At the conclusion of the investigation, the agency informed complainant
of his right to request a hearing or a FAD. By letter dated April 20,
1998, complainant requested that the designated agency official issue a
decision without a hearing. In a final agency decision dated October 26,
1998, the agency found that complainant failed to establish a prima facie
case of sex discrimination because both he and the Selectee were males.
Further, the agency determined that complainant failed to show that the
reasons it articulated for his non-selection, which are set forth below,
were a pretext for discrimination.
CONTENTIONS ON APPEAL
On appeal, complainant contends that the investigation ignored key
areas of his complaint. Specifically, complainant asserts that the
Investigator neglected to look into a statement published in a Newsletter
that the agency was particularly interested in Hispanic candidates for
the RD position. Further, complainant contends that the agency failed
to provide him with necessary information to prosecute his complaint,
such as how many agency managers had been promoted from the GS-14 to
the SES level. Similarly, complainant states that the agency improperly
processed his complaint, because it did not afford him the opportunity
to mediate his complaint. Complainant also argues that although a white
male had served as RD in Dallas in the mid-1980's all of the recent RD's
for Dallas were Hispanics. In conclusion, complainant stated that the
reasons articulated by the agency for its actions were not persuasive
and he requested that the Commission review the circumstances surrounding
his non-selection for the RD position.

Task list:
(a) In the decision excerpt, why did the agency find that the complainant had not established a prima facie case of sex discrimination? Answer in one to three sentences.
(b) Reproduce a passage from the decision excerpt word for word, starting with "At the conclusion" and going on through "Selectee were males.".

Source data:
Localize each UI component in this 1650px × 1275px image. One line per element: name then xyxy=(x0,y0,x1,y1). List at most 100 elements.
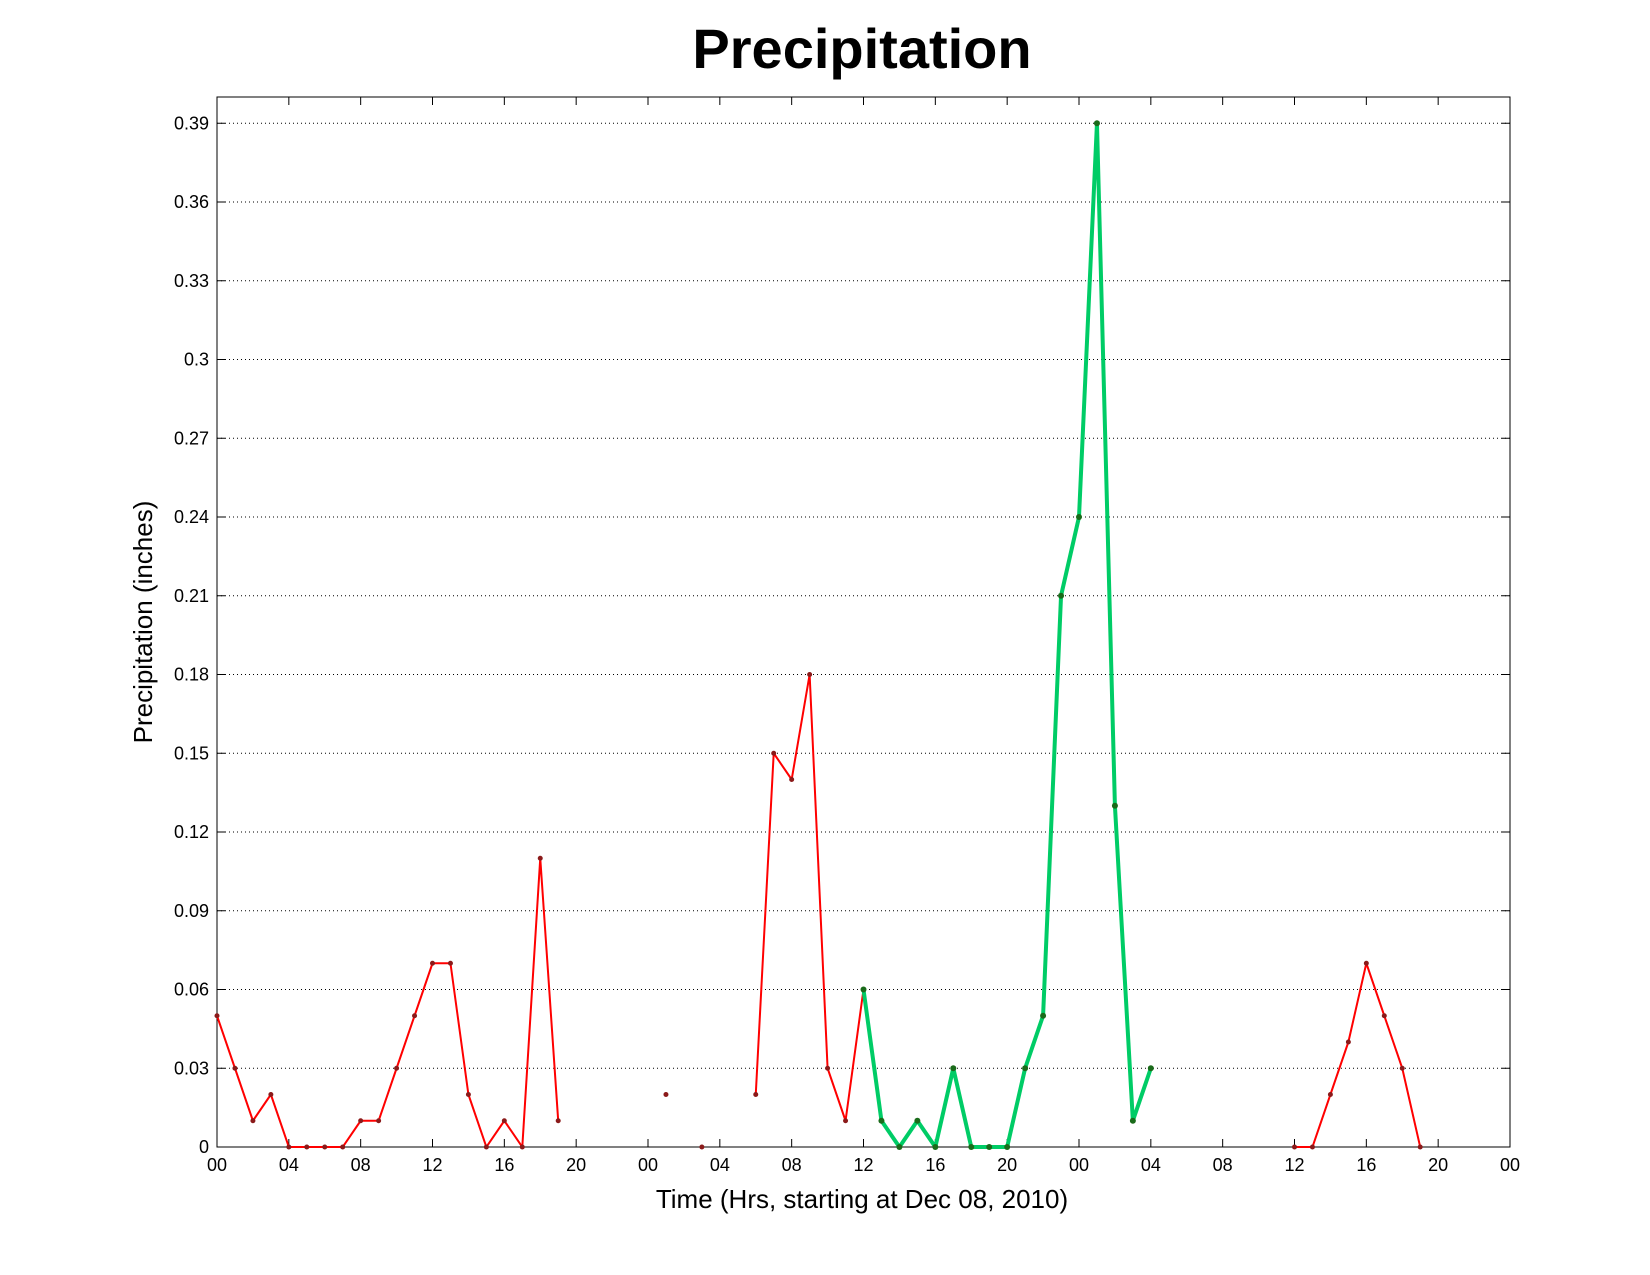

Results of the tasks:
(a) The agency found that he had not established a prima facie case because both he and the Selectee were males.

(b)
At the conclusion of the investigation, the agency informed complainant
of his right to request a hearing or a FAD. By letter dated April 20,
1998, complainant requested that the designated agency official issue a
decision without a hearing. In a final agency decision dated October 26,
1998, the agency found that complainant failed to establish a prima facie
case of sex discrimination because both he and the Selectee were males.